Records contained in a dataset
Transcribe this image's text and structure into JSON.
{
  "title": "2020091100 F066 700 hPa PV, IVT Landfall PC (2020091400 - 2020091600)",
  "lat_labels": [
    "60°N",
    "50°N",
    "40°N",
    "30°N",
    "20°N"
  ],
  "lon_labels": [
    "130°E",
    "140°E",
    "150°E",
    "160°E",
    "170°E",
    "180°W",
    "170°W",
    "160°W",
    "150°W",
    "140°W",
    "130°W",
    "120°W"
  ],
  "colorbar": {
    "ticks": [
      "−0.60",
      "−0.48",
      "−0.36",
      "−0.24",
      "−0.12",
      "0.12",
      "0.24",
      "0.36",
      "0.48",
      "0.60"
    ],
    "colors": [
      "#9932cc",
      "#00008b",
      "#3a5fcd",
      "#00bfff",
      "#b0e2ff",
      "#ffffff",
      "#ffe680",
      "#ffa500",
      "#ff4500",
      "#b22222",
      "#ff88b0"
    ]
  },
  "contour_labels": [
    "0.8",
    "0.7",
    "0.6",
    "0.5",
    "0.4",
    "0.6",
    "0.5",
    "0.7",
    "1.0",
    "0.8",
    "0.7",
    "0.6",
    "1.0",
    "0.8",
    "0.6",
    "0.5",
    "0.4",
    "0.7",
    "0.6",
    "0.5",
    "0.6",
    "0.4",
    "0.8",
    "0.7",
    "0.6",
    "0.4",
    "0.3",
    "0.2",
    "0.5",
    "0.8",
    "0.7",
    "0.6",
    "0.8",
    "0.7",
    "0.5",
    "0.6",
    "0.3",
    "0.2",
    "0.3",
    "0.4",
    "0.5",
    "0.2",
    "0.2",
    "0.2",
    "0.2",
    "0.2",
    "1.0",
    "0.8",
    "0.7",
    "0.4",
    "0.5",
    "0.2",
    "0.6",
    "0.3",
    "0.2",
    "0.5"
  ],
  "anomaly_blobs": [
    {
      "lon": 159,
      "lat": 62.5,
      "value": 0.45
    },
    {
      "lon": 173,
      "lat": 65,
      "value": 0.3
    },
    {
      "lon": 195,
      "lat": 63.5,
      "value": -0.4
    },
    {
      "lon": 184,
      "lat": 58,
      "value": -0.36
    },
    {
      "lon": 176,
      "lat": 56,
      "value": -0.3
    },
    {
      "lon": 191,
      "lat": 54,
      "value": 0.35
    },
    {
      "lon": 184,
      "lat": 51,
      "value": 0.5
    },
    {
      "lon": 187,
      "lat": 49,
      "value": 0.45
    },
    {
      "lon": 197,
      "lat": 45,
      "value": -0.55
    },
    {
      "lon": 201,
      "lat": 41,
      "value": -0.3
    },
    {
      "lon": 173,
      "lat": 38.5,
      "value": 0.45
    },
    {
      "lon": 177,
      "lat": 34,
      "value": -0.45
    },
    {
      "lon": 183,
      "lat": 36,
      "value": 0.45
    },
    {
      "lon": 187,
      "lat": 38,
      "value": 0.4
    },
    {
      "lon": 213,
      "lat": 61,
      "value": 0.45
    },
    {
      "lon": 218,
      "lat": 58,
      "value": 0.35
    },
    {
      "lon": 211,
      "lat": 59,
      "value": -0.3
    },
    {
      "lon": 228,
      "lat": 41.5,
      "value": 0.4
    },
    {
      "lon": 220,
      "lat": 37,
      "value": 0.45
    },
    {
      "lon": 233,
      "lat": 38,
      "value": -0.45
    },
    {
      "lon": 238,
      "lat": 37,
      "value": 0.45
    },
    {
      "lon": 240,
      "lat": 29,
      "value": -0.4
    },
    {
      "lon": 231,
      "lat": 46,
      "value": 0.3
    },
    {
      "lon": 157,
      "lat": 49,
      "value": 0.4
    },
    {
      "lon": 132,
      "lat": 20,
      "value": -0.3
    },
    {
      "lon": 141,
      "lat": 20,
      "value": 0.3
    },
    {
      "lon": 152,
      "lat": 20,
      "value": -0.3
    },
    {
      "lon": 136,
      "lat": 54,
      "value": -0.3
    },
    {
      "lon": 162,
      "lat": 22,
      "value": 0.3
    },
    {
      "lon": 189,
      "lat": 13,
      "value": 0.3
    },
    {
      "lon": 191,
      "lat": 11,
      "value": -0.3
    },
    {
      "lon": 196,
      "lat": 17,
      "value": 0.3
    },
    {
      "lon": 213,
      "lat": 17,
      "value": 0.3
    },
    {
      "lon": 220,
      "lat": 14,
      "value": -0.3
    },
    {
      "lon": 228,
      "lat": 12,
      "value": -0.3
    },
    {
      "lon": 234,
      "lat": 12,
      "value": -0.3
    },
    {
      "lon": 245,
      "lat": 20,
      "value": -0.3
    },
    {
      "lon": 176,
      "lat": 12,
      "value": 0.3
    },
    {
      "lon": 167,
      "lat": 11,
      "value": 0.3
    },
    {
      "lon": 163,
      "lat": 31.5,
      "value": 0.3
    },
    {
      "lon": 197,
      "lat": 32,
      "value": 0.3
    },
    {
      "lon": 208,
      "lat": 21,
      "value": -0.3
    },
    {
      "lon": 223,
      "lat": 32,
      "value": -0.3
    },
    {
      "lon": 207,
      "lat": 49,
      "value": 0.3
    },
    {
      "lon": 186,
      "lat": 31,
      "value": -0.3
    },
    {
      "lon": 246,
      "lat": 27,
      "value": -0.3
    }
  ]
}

_Your task:_ Your task is to print the whole listing again exactly.

_Expected answer:_
Transcribe this image's text and structure into JSON.
{
  "title": "2020091100 F066 700 hPa PV, IVT Landfall PC (2020091400 - 2020091600)",
  "lat_labels": [
    "60°N",
    "50°N",
    "40°N",
    "30°N",
    "20°N"
  ],
  "lon_labels": [
    "130°E",
    "140°E",
    "150°E",
    "160°E",
    "170°E",
    "180°W",
    "170°W",
    "160°W",
    "150°W",
    "140°W",
    "130°W",
    "120°W"
  ],
  "colorbar": {
    "ticks": [
      "−0.60",
      "−0.48",
      "−0.36",
      "−0.24",
      "−0.12",
      "0.12",
      "0.24",
      "0.36",
      "0.48",
      "0.60"
    ],
    "colors": [
      "#9932cc",
      "#00008b",
      "#3a5fcd",
      "#00bfff",
      "#b0e2ff",
      "#ffffff",
      "#ffe680",
      "#ffa500",
      "#ff4500",
      "#b22222",
      "#ff88b0"
    ]
  },
  "contour_labels": [
    "0.8",
    "0.7",
    "0.6",
    "0.5",
    "0.4",
    "0.6",
    "0.5",
    "0.7",
    "1.0",
    "0.8",
    "0.7",
    "0.6",
    "1.0",
    "0.8",
    "0.6",
    "0.5",
    "0.4",
    "0.7",
    "0.6",
    "0.5",
    "0.6",
    "0.4",
    "0.8",
    "0.7",
    "0.6",
    "0.4",
    "0.3",
    "0.2",
    "0.5",
    "0.8",
    "0.7",
    "0.6",
    "0.8",
    "0.7",
    "0.5",
    "0.6",
    "0.3",
    "0.2",
    "0.3",
    "0.4",
    "0.5",
    "0.2",
    "0.2",
    "0.2",
    "0.2",
    "0.2",
    "1.0",
    "0.8",
    "0.7",
    "0.4",
    "0.5",
    "0.2",
    "0.6",
    "0.3",
    "0.2",
    "0.5"
  ],
  "anomaly_blobs": [
    {
      "lon": 159,
      "lat": 62.5,
      "value": 0.45
    },
    {
      "lon": 173,
      "lat": 65,
      "value": 0.3
    },
    {
      "lon": 195,
      "lat": 63.5,
      "value": -0.4
    },
    {
      "lon": 184,
      "lat": 58,
      "value": -0.36
    },
    {
      "lon": 176,
      "lat": 56,
      "value": -0.3
    },
    {
      "lon": 191,
      "lat": 54,
      "value": 0.35
    },
    {
      "lon": 184,
      "lat": 51,
      "value": 0.5
    },
    {
      "lon": 187,
      "lat": 49,
      "value": 0.45
    },
    {
      "lon": 197,
      "lat": 45,
      "value": -0.55
    },
    {
      "lon": 201,
      "lat": 41,
      "value": -0.3
    },
    {
      "lon": 173,
      "lat": 38.5,
      "value": 0.45
    },
    {
      "lon": 177,
      "lat": 34,
      "value": -0.45
    },
    {
      "lon": 183,
      "lat": 36,
      "value": 0.45
    },
    {
      "lon": 187,
      "lat": 38,
      "value": 0.4
    },
    {
      "lon": 213,
      "lat": 61,
      "value": 0.45
    },
    {
      "lon": 218,
      "lat": 58,
      "value": 0.35
    },
    {
      "lon": 211,
      "lat": 59,
      "value": -0.3
    },
    {
      "lon": 228,
      "lat": 41.5,
      "value": 0.4
    },
    {
      "lon": 220,
      "lat": 37,
      "value": 0.45
    },
    {
      "lon": 233,
      "lat": 38,
      "value": -0.45
    },
    {
      "lon": 238,
      "lat": 37,
      "value": 0.45
    },
    {
      "lon": 240,
      "lat": 29,
      "value": -0.4
    },
    {
      "lon": 231,
      "lat": 46,
      "value": 0.3
    },
    {
      "lon": 157,
      "lat": 49,
      "value": 0.4
    },
    {
      "lon": 132,
      "lat": 20,
      "value": -0.3
    },
    {
      "lon": 141,
      "lat": 20,
      "value": 0.3
    },
    {
      "lon": 152,
      "lat": 20,
      "value": -0.3
    },
    {
      "lon": 136,
      "lat": 54,
      "value": -0.3
    },
    {
      "lon": 162,
      "lat": 22,
      "value": 0.3
    },
    {
      "lon": 189,
      "lat": 13,
      "value": 0.3
    },
    {
      "lon": 191,
      "lat": 11,
      "value": -0.3
    },
    {
      "lon": 196,
      "lat": 17,
      "value": 0.3
    },
    {
      "lon": 213,
      "lat": 17,
      "value": 0.3
    },
    {
      "lon": 220,
      "lat": 14,
      "value": -0.3
    },
    {
      "lon": 228,
      "lat": 12,
      "value": -0.3
    },
    {
      "lon": 234,
      "lat": 12,
      "value": -0.3
    },
    {
      "lon": 245,
      "lat": 20,
      "value": -0.3
    },
    {
      "lon": 176,
      "lat": 12,
      "value": 0.3
    },
    {
      "lon": 167,
      "lat": 11,
      "value": 0.3
    },
    {
      "lon": 163,
      "lat": 31.5,
      "value": 0.3
    },
    {
      "lon": 197,
      "lat": 32,
      "value": 0.3
    },
    {
      "lon": 208,
      "lat": 21,
      "value": -0.3
    },
    {
      "lon": 223,
      "lat": 32,
      "value": -0.3
    },
    {
      "lon": 207,
      "lat": 49,
      "value": 0.3
    },
    {
      "lon": 186,
      "lat": 31,
      "value": -0.3
    },
    {
      "lon": 246,
      "lat": 27,
      "value": -0.3
    }
  ]
}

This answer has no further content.